*Task to carry out:*
Find and return each line containing "What".

— BEGIN Listed entries —

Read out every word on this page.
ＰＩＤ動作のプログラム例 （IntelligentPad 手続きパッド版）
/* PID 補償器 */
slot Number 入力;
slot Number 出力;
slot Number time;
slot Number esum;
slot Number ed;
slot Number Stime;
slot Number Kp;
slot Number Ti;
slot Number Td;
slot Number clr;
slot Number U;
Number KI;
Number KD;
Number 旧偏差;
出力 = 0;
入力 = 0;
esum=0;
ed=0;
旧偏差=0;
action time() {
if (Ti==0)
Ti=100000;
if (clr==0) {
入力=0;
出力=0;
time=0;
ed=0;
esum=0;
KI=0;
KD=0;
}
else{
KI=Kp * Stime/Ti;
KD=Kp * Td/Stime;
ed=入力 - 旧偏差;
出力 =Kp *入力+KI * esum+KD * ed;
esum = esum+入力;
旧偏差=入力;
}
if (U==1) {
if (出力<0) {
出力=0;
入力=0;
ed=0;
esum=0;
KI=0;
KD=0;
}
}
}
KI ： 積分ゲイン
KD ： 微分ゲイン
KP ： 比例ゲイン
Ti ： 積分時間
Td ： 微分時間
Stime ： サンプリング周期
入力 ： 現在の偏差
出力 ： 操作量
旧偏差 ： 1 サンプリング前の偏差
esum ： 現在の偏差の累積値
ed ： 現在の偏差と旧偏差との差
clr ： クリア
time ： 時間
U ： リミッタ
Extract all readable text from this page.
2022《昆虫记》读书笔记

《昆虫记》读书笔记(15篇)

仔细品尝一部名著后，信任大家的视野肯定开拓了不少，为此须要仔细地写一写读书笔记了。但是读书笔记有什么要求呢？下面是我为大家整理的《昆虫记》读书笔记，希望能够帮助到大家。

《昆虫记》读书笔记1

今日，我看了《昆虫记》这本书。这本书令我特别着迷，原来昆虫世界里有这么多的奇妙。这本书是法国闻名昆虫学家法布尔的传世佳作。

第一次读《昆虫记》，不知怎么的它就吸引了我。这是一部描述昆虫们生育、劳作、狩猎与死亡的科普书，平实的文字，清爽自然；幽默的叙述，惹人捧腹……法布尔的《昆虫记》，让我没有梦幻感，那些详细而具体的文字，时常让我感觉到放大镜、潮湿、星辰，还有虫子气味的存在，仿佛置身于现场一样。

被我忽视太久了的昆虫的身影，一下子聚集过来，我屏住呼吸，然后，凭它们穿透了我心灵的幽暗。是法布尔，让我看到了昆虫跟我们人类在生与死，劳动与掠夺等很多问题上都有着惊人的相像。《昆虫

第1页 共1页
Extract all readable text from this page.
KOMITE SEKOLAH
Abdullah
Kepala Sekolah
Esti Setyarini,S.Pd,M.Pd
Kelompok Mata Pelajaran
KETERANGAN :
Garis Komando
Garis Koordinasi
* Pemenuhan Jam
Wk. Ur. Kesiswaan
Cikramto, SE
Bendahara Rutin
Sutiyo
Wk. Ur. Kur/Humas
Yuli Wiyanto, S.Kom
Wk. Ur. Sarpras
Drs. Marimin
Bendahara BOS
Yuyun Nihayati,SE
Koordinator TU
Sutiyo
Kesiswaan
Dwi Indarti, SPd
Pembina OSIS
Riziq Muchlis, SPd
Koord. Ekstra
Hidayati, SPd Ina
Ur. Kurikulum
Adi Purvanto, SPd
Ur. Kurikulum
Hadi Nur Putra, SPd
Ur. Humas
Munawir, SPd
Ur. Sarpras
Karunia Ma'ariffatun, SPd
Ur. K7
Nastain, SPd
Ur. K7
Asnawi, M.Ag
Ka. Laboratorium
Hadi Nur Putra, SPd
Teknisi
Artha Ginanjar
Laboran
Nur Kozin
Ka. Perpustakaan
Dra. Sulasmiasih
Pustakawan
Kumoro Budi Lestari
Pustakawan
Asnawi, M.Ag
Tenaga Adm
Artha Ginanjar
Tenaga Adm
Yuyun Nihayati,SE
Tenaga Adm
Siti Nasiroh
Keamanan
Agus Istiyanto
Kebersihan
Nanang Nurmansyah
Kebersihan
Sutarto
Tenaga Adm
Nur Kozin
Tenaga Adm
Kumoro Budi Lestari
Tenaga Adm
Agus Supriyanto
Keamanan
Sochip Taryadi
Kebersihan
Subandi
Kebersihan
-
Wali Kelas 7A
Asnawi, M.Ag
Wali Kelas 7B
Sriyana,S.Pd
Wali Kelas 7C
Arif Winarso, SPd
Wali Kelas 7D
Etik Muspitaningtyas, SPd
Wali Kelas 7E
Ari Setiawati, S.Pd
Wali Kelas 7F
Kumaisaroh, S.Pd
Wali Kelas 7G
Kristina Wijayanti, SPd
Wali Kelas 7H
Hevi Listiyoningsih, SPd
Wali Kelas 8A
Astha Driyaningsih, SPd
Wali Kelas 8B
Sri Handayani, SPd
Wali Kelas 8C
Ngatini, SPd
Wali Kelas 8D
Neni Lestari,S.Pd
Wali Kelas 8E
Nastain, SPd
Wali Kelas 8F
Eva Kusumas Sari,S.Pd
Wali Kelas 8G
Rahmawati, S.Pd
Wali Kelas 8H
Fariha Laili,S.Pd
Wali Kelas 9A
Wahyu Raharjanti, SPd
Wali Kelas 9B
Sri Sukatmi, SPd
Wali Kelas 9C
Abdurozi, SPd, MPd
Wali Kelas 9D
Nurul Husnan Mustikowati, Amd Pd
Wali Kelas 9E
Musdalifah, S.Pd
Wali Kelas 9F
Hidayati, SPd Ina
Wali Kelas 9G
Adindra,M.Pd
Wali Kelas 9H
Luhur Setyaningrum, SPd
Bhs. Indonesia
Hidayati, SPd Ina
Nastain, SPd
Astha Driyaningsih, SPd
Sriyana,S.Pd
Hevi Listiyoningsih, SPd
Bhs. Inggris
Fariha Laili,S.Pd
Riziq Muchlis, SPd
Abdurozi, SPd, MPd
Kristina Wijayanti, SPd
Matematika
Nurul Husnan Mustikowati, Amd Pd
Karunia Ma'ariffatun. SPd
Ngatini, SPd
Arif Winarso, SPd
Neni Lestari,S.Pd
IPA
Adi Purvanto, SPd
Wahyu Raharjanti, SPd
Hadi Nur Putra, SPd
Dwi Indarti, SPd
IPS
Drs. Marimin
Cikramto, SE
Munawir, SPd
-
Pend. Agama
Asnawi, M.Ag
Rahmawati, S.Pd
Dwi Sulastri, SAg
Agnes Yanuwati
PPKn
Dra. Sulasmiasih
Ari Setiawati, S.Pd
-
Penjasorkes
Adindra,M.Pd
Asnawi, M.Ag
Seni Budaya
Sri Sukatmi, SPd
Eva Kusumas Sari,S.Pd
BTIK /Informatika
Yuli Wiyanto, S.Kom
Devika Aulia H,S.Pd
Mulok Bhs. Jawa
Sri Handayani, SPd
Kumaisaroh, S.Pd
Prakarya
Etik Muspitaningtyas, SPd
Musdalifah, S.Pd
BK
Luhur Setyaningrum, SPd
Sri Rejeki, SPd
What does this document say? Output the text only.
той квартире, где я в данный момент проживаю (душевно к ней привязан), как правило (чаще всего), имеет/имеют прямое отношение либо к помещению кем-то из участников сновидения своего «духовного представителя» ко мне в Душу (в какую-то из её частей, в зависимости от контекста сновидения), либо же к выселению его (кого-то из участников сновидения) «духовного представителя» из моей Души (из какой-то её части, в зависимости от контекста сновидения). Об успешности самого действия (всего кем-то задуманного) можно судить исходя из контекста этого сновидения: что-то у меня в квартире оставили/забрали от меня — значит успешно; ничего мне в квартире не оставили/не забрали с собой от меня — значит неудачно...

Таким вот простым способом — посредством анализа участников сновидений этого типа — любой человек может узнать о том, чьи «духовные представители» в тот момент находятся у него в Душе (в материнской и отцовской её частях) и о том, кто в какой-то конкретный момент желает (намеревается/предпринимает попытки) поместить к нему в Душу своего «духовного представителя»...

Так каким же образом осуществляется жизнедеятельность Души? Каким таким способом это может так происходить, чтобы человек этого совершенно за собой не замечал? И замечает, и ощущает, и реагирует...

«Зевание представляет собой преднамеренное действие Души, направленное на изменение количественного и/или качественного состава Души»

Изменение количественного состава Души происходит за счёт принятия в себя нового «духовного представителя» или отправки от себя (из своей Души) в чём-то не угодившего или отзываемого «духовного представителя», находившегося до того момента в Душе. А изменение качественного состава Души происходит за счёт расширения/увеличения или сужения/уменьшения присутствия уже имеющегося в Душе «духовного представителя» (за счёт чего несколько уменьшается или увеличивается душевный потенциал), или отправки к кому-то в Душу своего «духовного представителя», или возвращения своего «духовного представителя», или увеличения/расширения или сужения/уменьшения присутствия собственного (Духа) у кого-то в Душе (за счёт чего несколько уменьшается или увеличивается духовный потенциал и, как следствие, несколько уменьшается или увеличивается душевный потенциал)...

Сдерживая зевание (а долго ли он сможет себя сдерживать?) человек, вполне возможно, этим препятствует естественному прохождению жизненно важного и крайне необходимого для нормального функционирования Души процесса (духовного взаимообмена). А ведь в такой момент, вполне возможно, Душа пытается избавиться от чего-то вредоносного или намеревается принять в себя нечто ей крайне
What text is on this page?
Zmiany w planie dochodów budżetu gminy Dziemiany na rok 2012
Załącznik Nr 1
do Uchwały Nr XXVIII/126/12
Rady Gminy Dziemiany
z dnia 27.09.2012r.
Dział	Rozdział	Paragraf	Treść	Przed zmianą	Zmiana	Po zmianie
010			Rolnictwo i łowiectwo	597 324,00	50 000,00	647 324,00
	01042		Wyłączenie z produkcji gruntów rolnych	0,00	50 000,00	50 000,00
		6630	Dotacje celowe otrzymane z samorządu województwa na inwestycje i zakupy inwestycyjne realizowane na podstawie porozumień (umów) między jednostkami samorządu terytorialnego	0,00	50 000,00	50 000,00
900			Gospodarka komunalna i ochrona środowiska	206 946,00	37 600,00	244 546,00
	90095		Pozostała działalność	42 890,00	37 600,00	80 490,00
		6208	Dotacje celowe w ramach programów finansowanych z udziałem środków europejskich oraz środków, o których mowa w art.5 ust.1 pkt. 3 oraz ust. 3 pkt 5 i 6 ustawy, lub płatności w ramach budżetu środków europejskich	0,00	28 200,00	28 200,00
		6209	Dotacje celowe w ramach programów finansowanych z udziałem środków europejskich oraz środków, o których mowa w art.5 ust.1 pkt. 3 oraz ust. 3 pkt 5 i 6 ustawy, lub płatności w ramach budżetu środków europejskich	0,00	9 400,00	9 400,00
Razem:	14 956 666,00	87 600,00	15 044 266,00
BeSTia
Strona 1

— END Listed entries —

*Answer to this problem:*
What does this document say? Output the text only.
What text is on this page?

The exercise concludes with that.